• Job
Copy out the entries below in full and exactly.

##### Exercise materials #####

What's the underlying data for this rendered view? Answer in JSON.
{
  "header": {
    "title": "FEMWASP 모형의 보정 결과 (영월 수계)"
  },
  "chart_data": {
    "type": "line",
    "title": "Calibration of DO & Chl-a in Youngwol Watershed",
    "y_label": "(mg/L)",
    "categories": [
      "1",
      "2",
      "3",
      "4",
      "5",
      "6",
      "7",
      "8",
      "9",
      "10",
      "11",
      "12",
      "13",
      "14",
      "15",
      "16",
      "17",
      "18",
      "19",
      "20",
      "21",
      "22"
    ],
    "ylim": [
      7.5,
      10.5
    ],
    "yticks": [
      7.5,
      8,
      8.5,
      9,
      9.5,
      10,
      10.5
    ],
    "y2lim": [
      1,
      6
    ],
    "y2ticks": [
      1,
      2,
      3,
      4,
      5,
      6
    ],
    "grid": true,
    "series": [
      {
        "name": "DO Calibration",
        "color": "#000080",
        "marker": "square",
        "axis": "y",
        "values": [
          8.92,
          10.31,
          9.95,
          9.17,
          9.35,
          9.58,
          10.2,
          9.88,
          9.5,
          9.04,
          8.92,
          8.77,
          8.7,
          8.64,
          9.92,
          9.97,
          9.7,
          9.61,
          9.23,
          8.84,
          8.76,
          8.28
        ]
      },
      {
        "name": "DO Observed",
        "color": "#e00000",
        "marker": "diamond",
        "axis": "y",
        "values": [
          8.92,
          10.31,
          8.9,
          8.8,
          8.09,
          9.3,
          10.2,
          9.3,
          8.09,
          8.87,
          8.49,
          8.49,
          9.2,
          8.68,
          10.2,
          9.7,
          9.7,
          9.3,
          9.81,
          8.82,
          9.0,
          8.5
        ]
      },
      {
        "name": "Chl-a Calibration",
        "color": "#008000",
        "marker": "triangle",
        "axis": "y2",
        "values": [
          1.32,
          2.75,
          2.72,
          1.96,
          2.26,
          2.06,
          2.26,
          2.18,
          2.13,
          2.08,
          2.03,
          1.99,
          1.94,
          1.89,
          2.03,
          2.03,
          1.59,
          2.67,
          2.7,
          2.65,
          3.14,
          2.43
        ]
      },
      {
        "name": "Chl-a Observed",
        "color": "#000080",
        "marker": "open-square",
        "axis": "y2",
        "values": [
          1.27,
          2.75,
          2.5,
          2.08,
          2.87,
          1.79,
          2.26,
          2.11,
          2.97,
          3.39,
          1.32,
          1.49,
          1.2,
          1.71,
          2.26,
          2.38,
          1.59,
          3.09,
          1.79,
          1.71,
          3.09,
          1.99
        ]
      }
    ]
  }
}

#####

• Result
What's the underlying data for this rendered view? Answer in JSON.
{
  "header": {
    "title": "FEMWASP 모형의 보정 결과 (영월 수계)"
  },
  "chart_data": {
    "type": "line",
    "title": "Calibration of DO & Chl-a in Youngwol Watershed",
    "y_label": "(mg/L)",
    "categories": [
      "1",
      "2",
      "3",
      "4",
      "5",
      "6",
      "7",
      "8",
      "9",
      "10",
      "11",
      "12",
      "13",
      "14",
      "15",
      "16",
      "17",
      "18",
      "19",
      "20",
      "21",
      "22"
    ],
    "ylim": [
      7.5,
      10.5
    ],
    "yticks": [
      7.5,
      8,
      8.5,
      9,
      9.5,
      10,
      10.5
    ],
    "y2lim": [
      1,
      6
    ],
    "y2ticks": [
      1,
      2,
      3,
      4,
      5,
      6
    ],
    "grid": true,
    "series": [
      {
        "name": "DO Calibration",
        "color": "#000080",
        "marker": "square",
        "axis": "y",
        "values": [
          8.92,
          10.31,
          9.95,
          9.17,
          9.35,
          9.58,
          10.2,
          9.88,
          9.5,
          9.04,
          8.92,
          8.77,
          8.7,
          8.64,
          9.92,
          9.97,
          9.7,
          9.61,
          9.23,
          8.84,
          8.76,
          8.28
        ]
      },
      {
        "name": "DO Observed",
        "color": "#e00000",
        "marker": "diamond",
        "axis": "y",
        "values": [
          8.92,
          10.31,
          8.9,
          8.8,
          8.09,
          9.3,
          10.2,
          9.3,
          8.09,
          8.87,
          8.49,
          8.49,
          9.2,
          8.68,
          10.2,
          9.7,
          9.7,
          9.3,
          9.81,
          8.82,
          9.0,
          8.5
        ]
      },
      {
        "name": "Chl-a Calibration",
        "color": "#008000",
        "marker": "triangle",
        "axis": "y2",
        "values": [
          1.32,
          2.75,
          2.72,
          1.96,
          2.26,
          2.06,
          2.26,
          2.18,
          2.13,
          2.08,
          2.03,
          1.99,
          1.94,
          1.89,
          2.03,
          2.03,
          1.59,
          2.67,
          2.7,
          2.65,
          3.14,
          2.43
        ]
      },
      {
        "name": "Chl-a Observed",
        "color": "#000080",
        "marker": "open-square",
        "axis": "y2",
        "values": [
          1.27,
          2.75,
          2.5,
          2.08,
          2.87,
          1.79,
          2.26,
          2.11,
          2.97,
          3.39,
          1.32,
          1.49,
          1.2,
          1.71,
          2.26,
          2.38,
          1.59,
          3.09,
          1.79,
          1.71,
          3.09,
          1.99
        ]
      }
    ]
  }
}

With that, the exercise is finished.